- [GIVEN INSTRUCTION] Lines containing the string "price" are to be collected in full.

========

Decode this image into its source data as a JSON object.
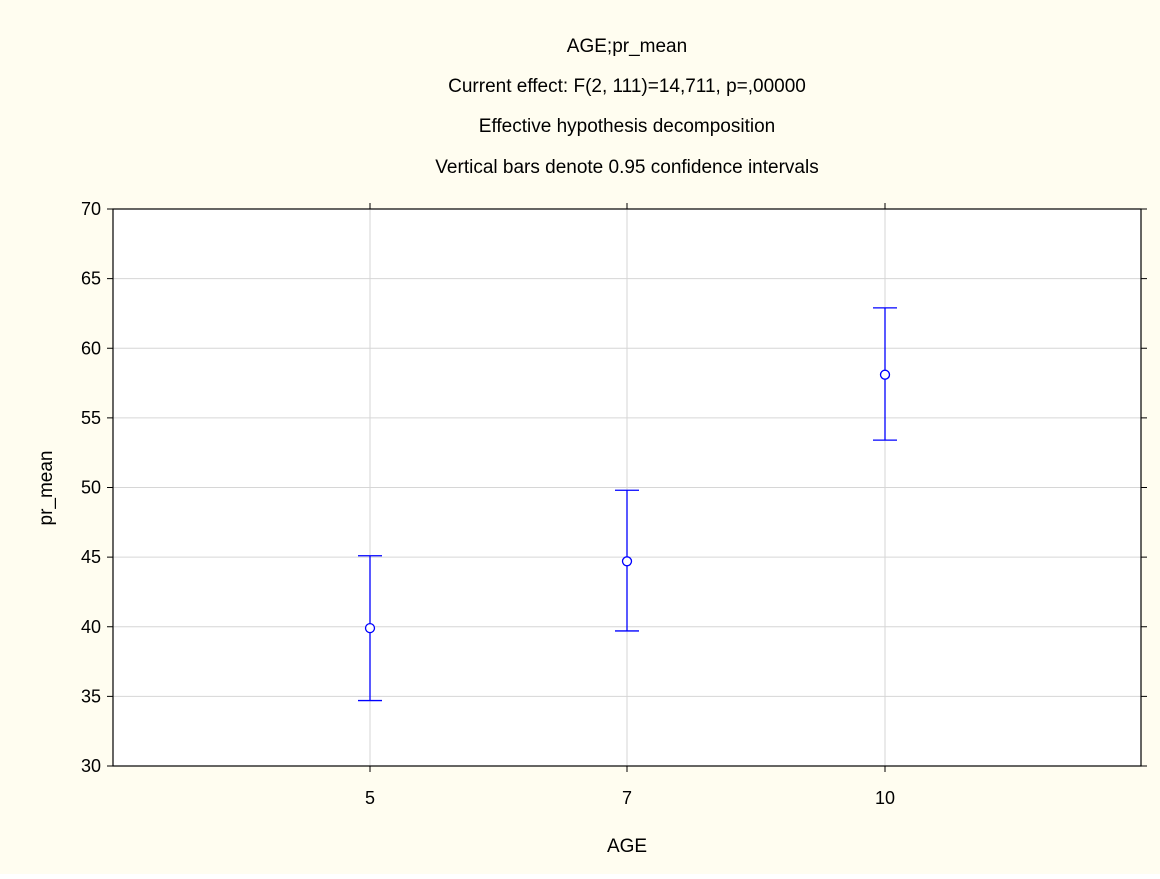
{
  "chart_data": {
    "type": "scatter",
    "title_lines": [
      "AGE;pr_mean",
      "Current effect: F(2, 111)=14,711, p=,00000",
      "Effective hypothesis decomposition",
      "Vertical bars denote 0.95 confidence intervals"
    ],
    "xlabel": "AGE",
    "ylabel": "pr_mean",
    "categories": [
      "5",
      "7",
      "10"
    ],
    "series": [
      {
        "values": [
          39.9,
          44.7,
          58.1
        ],
        "ci_lower": [
          34.7,
          39.7,
          53.4
        ],
        "ci_upper": [
          45.1,
          49.8,
          62.9
        ]
      }
    ],
    "ylim": [
      30,
      70
    ],
    "y_ticks": [
      "30",
      "35",
      "40",
      "45",
      "50",
      "55",
      "60",
      "65",
      "70"
    ],
    "grid": true,
    "colors": {
      "series": "#0000ff",
      "grid": "#d6d6d6",
      "background": "#fffdf0",
      "plot_background": "#ffffff"
    }
  }
}
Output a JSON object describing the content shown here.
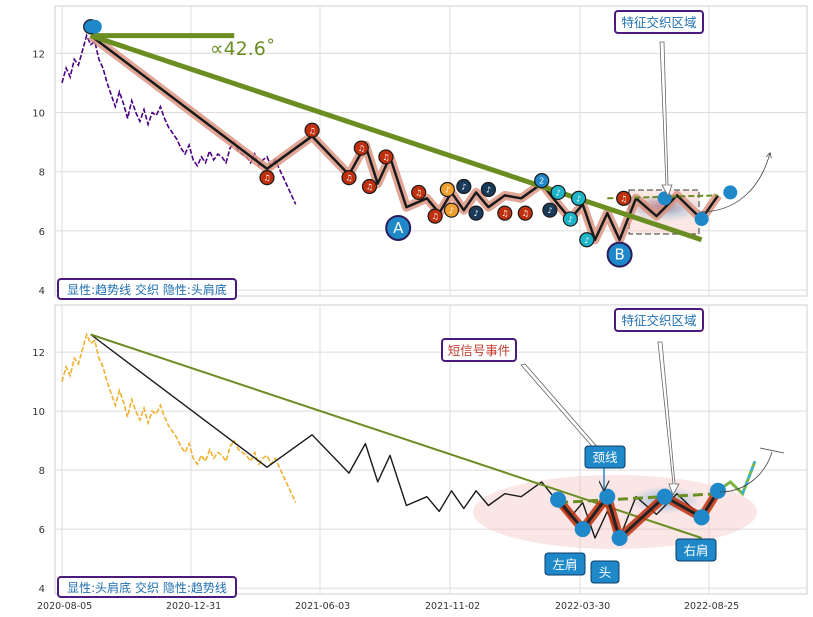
{
  "chart_data": [
    {
      "type": "line",
      "ylim": [
        3.8,
        13.6
      ],
      "yticks": [
        4,
        6,
        8,
        10,
        12
      ],
      "colors": {
        "price": "#4b0082",
        "trend": "#6b8e23",
        "zigzag": "#1a1a1a",
        "halo": "#d9907c",
        "accent": "#1e88c8"
      },
      "price": [
        [
          0,
          11
        ],
        [
          1,
          11.5
        ],
        [
          2,
          11.2
        ],
        [
          3,
          11.8
        ],
        [
          4,
          11.6
        ],
        [
          5,
          12.1
        ],
        [
          6,
          12.6
        ],
        [
          7,
          12.3
        ],
        [
          8,
          12.4
        ],
        [
          9,
          11.8
        ],
        [
          10,
          11.5
        ],
        [
          11,
          11
        ],
        [
          12,
          10.6
        ],
        [
          13,
          10.2
        ],
        [
          14,
          10.7
        ],
        [
          15,
          10.3
        ],
        [
          16,
          9.8
        ],
        [
          17,
          10.4
        ],
        [
          18,
          10
        ],
        [
          19,
          9.7
        ],
        [
          20,
          10.1
        ],
        [
          21,
          9.6
        ],
        [
          22,
          10
        ],
        [
          23,
          9.9
        ],
        [
          24,
          10.2
        ],
        [
          25,
          9.8
        ],
        [
          26,
          9.5
        ],
        [
          27,
          9.3
        ],
        [
          28,
          9.1
        ],
        [
          29,
          8.8
        ],
        [
          30,
          8.6
        ],
        [
          31,
          8.9
        ],
        [
          32,
          8.4
        ],
        [
          33,
          8.2
        ],
        [
          34,
          8.5
        ],
        [
          35,
          8.3
        ],
        [
          36,
          8.7
        ],
        [
          37,
          8.4
        ],
        [
          38,
          8.6
        ],
        [
          39,
          8.5
        ],
        [
          40,
          8.3
        ],
        [
          41,
          8.8
        ],
        [
          42,
          9
        ],
        [
          43,
          8.7
        ],
        [
          44,
          8.6
        ],
        [
          45,
          8.5
        ],
        [
          46,
          8.3
        ],
        [
          47,
          8.6
        ],
        [
          48,
          8.2
        ],
        [
          49,
          8.4
        ],
        [
          50,
          8.5
        ],
        [
          51,
          8.2
        ],
        [
          52,
          8.4
        ],
        [
          53,
          8.1
        ],
        [
          54,
          7.8
        ],
        [
          55,
          7.5
        ],
        [
          56,
          7.2
        ],
        [
          57,
          6.9
        ]
      ],
      "zigzag": [
        [
          7,
          12.6
        ],
        [
          50,
          8.1
        ],
        [
          61,
          9.2
        ],
        [
          70,
          7.9
        ],
        [
          74,
          8.9
        ],
        [
          77,
          7.6
        ],
        [
          80,
          8.5
        ],
        [
          84,
          6.8
        ],
        [
          89,
          7.1
        ],
        [
          92,
          6.6
        ],
        [
          95,
          7.3
        ],
        [
          98,
          6.7
        ],
        [
          101,
          7.3
        ],
        [
          104,
          6.8
        ],
        [
          108,
          7.2
        ],
        [
          112,
          7.1
        ],
        [
          117,
          7.6
        ],
        [
          121,
          6.9
        ],
        [
          124,
          6.4
        ],
        [
          127,
          6.9
        ],
        [
          130,
          5.7
        ],
        [
          133,
          6.6
        ],
        [
          136,
          5.7
        ],
        [
          140,
          7.1
        ],
        [
          145,
          6.5
        ],
        [
          150,
          7.2
        ],
        [
          156,
          6.4
        ],
        [
          160,
          7.2
        ]
      ],
      "trend": [
        [
          7,
          12.6
        ],
        [
          156,
          5.7
        ]
      ],
      "hline": [
        [
          7,
          12.6
        ],
        [
          42,
          12.6
        ]
      ],
      "neckline": [
        [
          133,
          7.1
        ],
        [
          160,
          7.2
        ]
      ],
      "markers": [
        {
          "x": 7,
          "y": 12.9,
          "c": "#1e88c8",
          "g": "1"
        },
        {
          "x": 50,
          "y": 7.8,
          "c": "#c1300e",
          "g": "♫"
        },
        {
          "x": 61,
          "y": 9.4,
          "c": "#c1300e",
          "g": "♫"
        },
        {
          "x": 70,
          "y": 7.8,
          "c": "#c1300e",
          "g": "♫"
        },
        {
          "x": 73,
          "y": 8.8,
          "c": "#c1300e",
          "g": "♫"
        },
        {
          "x": 75,
          "y": 7.5,
          "c": "#c1300e",
          "g": "♫"
        },
        {
          "x": 79,
          "y": 8.5,
          "c": "#c1300e",
          "g": "♫"
        },
        {
          "x": 87,
          "y": 7.3,
          "c": "#c1300e",
          "g": "♫"
        },
        {
          "x": 91,
          "y": 6.5,
          "c": "#c1300e",
          "g": "♫"
        },
        {
          "x": 94,
          "y": 7.4,
          "c": "#f0a030",
          "g": "♪"
        },
        {
          "x": 95,
          "y": 6.7,
          "c": "#f0a030",
          "g": "♪"
        },
        {
          "x": 98,
          "y": 7.5,
          "c": "#1a3a5a",
          "g": "♪"
        },
        {
          "x": 101,
          "y": 6.6,
          "c": "#1a3a5a",
          "g": "♪"
        },
        {
          "x": 104,
          "y": 7.4,
          "c": "#1a3a5a",
          "g": "♪"
        },
        {
          "x": 108,
          "y": 6.6,
          "c": "#c1300e",
          "g": "♫"
        },
        {
          "x": 113,
          "y": 6.6,
          "c": "#c1300e",
          "g": "♫"
        },
        {
          "x": 117,
          "y": 7.7,
          "c": "#1e88c8",
          "g": "2"
        },
        {
          "x": 119,
          "y": 6.7,
          "c": "#1a3a5a",
          "g": "♪"
        },
        {
          "x": 121,
          "y": 7.3,
          "c": "#1fb5c8",
          "g": "♪"
        },
        {
          "x": 124,
          "y": 6.4,
          "c": "#1fb5c8",
          "g": "♪"
        },
        {
          "x": 126,
          "y": 7.1,
          "c": "#1fb5c8",
          "g": "♪"
        },
        {
          "x": 128,
          "y": 5.7,
          "c": "#1fb5c8",
          "g": "♪"
        },
        {
          "x": 137,
          "y": 7.1,
          "c": "#c1300e",
          "g": "♫"
        }
      ],
      "big_markers": [
        {
          "x": 8,
          "y": 12.9
        },
        {
          "x": 147,
          "y": 7.1
        },
        {
          "x": 156,
          "y": 6.4
        },
        {
          "x": 163,
          "y": 7.3
        }
      ],
      "label_A": {
        "x": 82,
        "y": 6.1,
        "text": "A"
      },
      "label_B": {
        "x": 136,
        "y": 5.2,
        "text": "B"
      }
    },
    {
      "type": "line",
      "ylim": [
        3.8,
        13.6
      ],
      "yticks": [
        4,
        6,
        8,
        10,
        12
      ],
      "x_ticks": [
        "2020-08-05",
        "2020-12-31",
        "2021-06-03",
        "2021-11-02",
        "2022-03-30",
        "2022-08-25"
      ],
      "colors": {
        "price": "#f0b030",
        "trend": "#6b8e23",
        "zigzag": "#1a1a1a",
        "halo": "#d9907c",
        "accent": "#1e88c8"
      },
      "price": [
        [
          0,
          11
        ],
        [
          1,
          11.5
        ],
        [
          2,
          11.2
        ],
        [
          3,
          11.8
        ],
        [
          4,
          11.6
        ],
        [
          5,
          12.1
        ],
        [
          6,
          12.6
        ],
        [
          7,
          12.3
        ],
        [
          8,
          12.4
        ],
        [
          9,
          11.8
        ],
        [
          10,
          11.5
        ],
        [
          11,
          11
        ],
        [
          12,
          10.6
        ],
        [
          13,
          10.2
        ],
        [
          14,
          10.7
        ],
        [
          15,
          10.3
        ],
        [
          16,
          9.8
        ],
        [
          17,
          10.4
        ],
        [
          18,
          10
        ],
        [
          19,
          9.7
        ],
        [
          20,
          10.1
        ],
        [
          21,
          9.6
        ],
        [
          22,
          10
        ],
        [
          23,
          9.9
        ],
        [
          24,
          10.2
        ],
        [
          25,
          9.8
        ],
        [
          26,
          9.5
        ],
        [
          27,
          9.3
        ],
        [
          28,
          9.1
        ],
        [
          29,
          8.8
        ],
        [
          30,
          8.6
        ],
        [
          31,
          8.9
        ],
        [
          32,
          8.4
        ],
        [
          33,
          8.2
        ],
        [
          34,
          8.5
        ],
        [
          35,
          8.3
        ],
        [
          36,
          8.7
        ],
        [
          37,
          8.4
        ],
        [
          38,
          8.6
        ],
        [
          39,
          8.5
        ],
        [
          40,
          8.3
        ],
        [
          41,
          8.8
        ],
        [
          42,
          9
        ],
        [
          43,
          8.7
        ],
        [
          44,
          8.6
        ],
        [
          45,
          8.5
        ],
        [
          46,
          8.3
        ],
        [
          47,
          8.6
        ],
        [
          48,
          8.2
        ],
        [
          49,
          8.4
        ],
        [
          50,
          8.5
        ],
        [
          51,
          8.2
        ],
        [
          52,
          8.4
        ],
        [
          53,
          8.1
        ],
        [
          54,
          7.8
        ],
        [
          55,
          7.5
        ],
        [
          56,
          7.2
        ],
        [
          57,
          6.9
        ]
      ],
      "zigzag": [
        [
          7,
          12.6
        ],
        [
          50,
          8.1
        ],
        [
          61,
          9.2
        ],
        [
          70,
          7.9
        ],
        [
          74,
          8.9
        ],
        [
          77,
          7.6
        ],
        [
          80,
          8.5
        ],
        [
          84,
          6.8
        ],
        [
          89,
          7.1
        ],
        [
          92,
          6.6
        ],
        [
          95,
          7.3
        ],
        [
          98,
          6.7
        ],
        [
          101,
          7.3
        ],
        [
          104,
          6.8
        ],
        [
          108,
          7.2
        ],
        [
          112,
          7.1
        ],
        [
          117,
          7.6
        ],
        [
          121,
          6.9
        ],
        [
          124,
          6.4
        ],
        [
          127,
          6.9
        ],
        [
          130,
          5.7
        ],
        [
          133,
          6.6
        ],
        [
          136,
          5.7
        ],
        [
          140,
          7.1
        ],
        [
          145,
          6.5
        ],
        [
          150,
          7.2
        ],
        [
          156,
          6.4
        ],
        [
          160,
          7.2
        ]
      ],
      "trend": [
        [
          7,
          12.6
        ],
        [
          156,
          5.7
        ]
      ],
      "neckline": [
        [
          121,
          6.9
        ],
        [
          160,
          7.2
        ]
      ],
      "hs_points": [
        {
          "x": 121,
          "y": 7
        },
        {
          "x": 127,
          "y": 6
        },
        {
          "x": 133,
          "y": 7.1
        },
        {
          "x": 136,
          "y": 5.7
        },
        {
          "x": 147,
          "y": 7.1
        },
        {
          "x": 156,
          "y": 6.4
        },
        {
          "x": 160,
          "y": 7.3
        }
      ],
      "tail": [
        [
          160,
          7.3
        ],
        [
          163,
          7.6
        ],
        [
          166,
          7.2
        ],
        [
          169,
          8.3
        ]
      ]
    }
  ],
  "panel1": {
    "angle_label": "∝42.6˚",
    "region_label": "特征交织区域",
    "bottom_label": "显性:趋势线 交织 隐性:头肩底"
  },
  "panel2": {
    "region_label": "特征交织区域",
    "signal_label": "短信号事件",
    "neck_label": "颈线",
    "left_shoulder": "左肩",
    "head": "头",
    "right_shoulder": "右肩",
    "bottom_label": "显性:头肩底 交织 隐性:趋势线"
  }
}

========

- [FINISHED TASK]
        "price": "#4b0082",
      "price": [
        "price": "#f0b030",
      "price": [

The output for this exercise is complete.